§ Required actions:
[A] In the post headed "Enter Real Life," rewrite the paragraph beginning "Today I start spending" as a short bulleted list that keeps its main facts.
[B] Decide whether each statement agrees with the post headed "Enter Real Life," answering yes or no and quoting the words from the post that settle it: (i) The writer's kids had at least one five-day school week in September. (ii) For three of the four weeks, the writer was home with the kids from Wednesday through Sunday. (iii) The writer is in school from 5:30 to 8:30 on Monday, Tuesday and Wednesday.
[C] Transcribe the part of the post headed "Enter Real Life" starting at "And while I’ve" and ending at "like real life.".

§ Excerpt to read:
----------

Enter Real Life

So September is doneRosh Hashana, Yom Kippur, Sukkot, and Simchat Torah finished. My kids haven’t had a single five-day school week yet.

Until now.

And while I’ve been back-and-forthing to school and internship, I was home with my kids for holidays/weekends Wednesday through Sunday three out of the four weeks, doing Jewish holiday things and a lot of cooking. So even though balancing travel, school, homework, and holiday prep has been challenging (just heard my Jewish friends snort at “challenging,” which doesn’t begin to cover it), it hasn’t felt like real life.

Today it begins.

Today I start spending Monday-Wednesday out-of-town. I have to start thinking about what food I will bring with me each week (kosher meals not being readily available); sodium-laden cup-a-soups won’t do three days a week. I can’t help the kids with homework (I’m in school 5:30-8:30 Monday and Tuesday). And unless the kids start picking up the slack, my house will look like a bomb went off at a laundromat.

----------

§ Recorded data:
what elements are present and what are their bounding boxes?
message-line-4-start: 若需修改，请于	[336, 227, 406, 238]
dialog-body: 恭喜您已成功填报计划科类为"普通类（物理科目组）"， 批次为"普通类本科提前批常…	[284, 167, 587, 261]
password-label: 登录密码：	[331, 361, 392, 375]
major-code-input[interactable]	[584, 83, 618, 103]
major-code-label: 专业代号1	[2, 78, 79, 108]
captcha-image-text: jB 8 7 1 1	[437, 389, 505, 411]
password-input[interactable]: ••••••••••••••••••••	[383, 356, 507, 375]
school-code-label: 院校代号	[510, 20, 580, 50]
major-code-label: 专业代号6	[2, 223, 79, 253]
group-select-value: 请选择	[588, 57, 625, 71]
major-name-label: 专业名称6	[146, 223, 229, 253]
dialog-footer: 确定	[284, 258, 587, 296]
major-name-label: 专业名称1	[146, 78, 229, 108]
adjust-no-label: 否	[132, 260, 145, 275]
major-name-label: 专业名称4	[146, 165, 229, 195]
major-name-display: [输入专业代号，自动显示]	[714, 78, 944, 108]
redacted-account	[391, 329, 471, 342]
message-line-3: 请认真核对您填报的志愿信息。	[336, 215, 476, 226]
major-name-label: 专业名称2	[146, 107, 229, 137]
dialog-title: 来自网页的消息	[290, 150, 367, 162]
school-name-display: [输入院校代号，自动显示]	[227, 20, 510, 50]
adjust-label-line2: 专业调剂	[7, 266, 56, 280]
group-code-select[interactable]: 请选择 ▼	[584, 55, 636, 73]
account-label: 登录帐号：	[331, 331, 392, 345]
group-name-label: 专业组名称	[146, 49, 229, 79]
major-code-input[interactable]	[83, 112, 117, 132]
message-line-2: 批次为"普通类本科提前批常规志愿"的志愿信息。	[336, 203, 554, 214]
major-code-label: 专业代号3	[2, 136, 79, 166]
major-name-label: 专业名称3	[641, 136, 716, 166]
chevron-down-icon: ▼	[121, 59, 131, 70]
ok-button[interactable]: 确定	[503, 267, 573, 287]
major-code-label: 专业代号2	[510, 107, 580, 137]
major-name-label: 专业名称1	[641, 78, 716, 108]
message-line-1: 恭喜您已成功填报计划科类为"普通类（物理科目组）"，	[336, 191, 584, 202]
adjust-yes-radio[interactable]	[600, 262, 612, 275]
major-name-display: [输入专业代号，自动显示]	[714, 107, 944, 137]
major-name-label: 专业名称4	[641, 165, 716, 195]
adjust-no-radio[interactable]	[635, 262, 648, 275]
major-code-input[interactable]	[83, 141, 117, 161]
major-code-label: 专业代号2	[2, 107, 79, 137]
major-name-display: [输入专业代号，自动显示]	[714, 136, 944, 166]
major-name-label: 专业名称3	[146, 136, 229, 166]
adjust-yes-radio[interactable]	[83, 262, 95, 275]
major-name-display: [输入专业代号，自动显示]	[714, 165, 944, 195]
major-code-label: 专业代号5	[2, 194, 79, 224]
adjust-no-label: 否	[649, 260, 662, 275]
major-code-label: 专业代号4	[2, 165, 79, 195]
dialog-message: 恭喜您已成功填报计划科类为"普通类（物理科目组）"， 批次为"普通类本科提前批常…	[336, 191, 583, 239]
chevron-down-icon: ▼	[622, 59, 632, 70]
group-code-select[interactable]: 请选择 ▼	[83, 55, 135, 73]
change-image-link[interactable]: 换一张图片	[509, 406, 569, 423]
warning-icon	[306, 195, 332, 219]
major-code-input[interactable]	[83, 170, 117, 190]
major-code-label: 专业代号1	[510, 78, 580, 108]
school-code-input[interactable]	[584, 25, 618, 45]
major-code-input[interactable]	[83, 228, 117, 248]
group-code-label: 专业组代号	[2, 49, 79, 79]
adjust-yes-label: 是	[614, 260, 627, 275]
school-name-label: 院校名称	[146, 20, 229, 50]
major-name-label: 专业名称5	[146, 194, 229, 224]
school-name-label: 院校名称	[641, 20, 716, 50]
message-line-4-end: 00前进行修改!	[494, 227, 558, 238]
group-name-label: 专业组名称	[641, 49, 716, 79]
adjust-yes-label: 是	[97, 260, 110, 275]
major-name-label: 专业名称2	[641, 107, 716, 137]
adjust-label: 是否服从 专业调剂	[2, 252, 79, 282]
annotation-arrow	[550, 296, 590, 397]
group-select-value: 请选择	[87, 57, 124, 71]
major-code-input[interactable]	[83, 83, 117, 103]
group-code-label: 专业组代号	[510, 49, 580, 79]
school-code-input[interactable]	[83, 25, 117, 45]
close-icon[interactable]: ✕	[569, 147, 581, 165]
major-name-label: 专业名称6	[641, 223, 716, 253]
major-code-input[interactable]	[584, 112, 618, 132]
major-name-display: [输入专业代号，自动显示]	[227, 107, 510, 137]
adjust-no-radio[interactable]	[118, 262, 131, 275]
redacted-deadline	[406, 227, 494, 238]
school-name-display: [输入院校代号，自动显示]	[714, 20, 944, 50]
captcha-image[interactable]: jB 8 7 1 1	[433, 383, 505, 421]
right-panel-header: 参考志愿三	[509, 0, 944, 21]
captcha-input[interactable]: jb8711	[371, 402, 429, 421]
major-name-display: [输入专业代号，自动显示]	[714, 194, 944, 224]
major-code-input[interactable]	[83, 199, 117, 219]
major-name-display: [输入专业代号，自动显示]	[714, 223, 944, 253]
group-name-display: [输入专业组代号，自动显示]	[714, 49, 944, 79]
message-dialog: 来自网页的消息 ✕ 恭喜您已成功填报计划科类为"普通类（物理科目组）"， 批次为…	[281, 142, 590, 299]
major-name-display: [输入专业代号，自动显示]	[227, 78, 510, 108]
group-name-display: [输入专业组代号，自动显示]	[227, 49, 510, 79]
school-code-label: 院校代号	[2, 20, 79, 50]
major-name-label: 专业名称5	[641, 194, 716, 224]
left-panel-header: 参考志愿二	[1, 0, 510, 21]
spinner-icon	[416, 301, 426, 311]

----------

§ Expected outputs:
[A]
- Starting today, the writer spends Monday through Wednesday out of town.
- The writer must plan food to bring each week, since kosher meals aren't readily available and cup-a-soups won't do three days a week.
- The writer can't help the kids with homework because of school from 5:30 to 8:30 on Monday and Tuesday.
- Unless the kids pick up the slack, the house will look like a bomb went off at a laundromat.

[B]
(i) No: "My kids haven’t had a single five-day school week yet."
(ii) Yes: "I was home with my kids for holidays/weekends Wednesday through Sunday three out of the four weeks"
(iii) No: "I’m in school 5:30-8:30 Monday and Tuesday"

[C]
And while I’ve been back-and-forthing to school and internship, I was home with my kids for holidays/weekends Wednesday through Sunday three out of the four weeks, doing Jewish holiday things and a lot of cooking. So even though balancing travel, school, homework, and holiday prep has been challenging (just heard my Jewish friends snort at “challenging,” which doesn’t begin to cover it), it hasn’t felt like real life.